-- START Records supplied --

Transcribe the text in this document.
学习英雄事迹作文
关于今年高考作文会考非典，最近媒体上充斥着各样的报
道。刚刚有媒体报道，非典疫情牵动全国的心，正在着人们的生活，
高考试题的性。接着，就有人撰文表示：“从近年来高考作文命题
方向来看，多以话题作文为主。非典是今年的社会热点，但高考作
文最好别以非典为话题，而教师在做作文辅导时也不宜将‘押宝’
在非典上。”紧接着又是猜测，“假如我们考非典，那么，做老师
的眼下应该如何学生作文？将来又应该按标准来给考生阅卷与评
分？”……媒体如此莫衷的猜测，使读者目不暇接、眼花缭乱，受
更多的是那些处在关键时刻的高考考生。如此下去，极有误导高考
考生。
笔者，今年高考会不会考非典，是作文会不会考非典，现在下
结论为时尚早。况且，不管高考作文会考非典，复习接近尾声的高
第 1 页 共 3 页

-- END Records supplied --

:: Exercise brief ::
Return the material exactly as it stands.

:: Solution to this problem ::
Transcribe the text in this document.
学习英雄事迹作文
关于今年高考作文会考非典，最近媒体上充斥着各样的报
道。刚刚有媒体报道，非典疫情牵动全国的心，正在着人们的生活，
高考试题的性。接着，就有人撰文表示：“从近年来高考作文命题
方向来看，多以话题作文为主。非典是今年的社会热点，但高考作
文最好别以非典为话题，而教师在做作文辅导时也不宜将‘押宝’
在非典上。”紧接着又是猜测，“假如我们考非典，那么，做老师
的眼下应该如何学生作文？将来又应该按标准来给考生阅卷与评
分？”……媒体如此莫衷的猜测，使读者目不暇接、眼花缭乱，受
更多的是那些处在关键时刻的高考考生。如此下去，极有误导高考
考生。
笔者，今年高考会不会考非典，是作文会不会考非典，现在下
结论为时尚早。况且，不管高考作文会考非典，复习接近尾声的高
第 1 页 共 3 页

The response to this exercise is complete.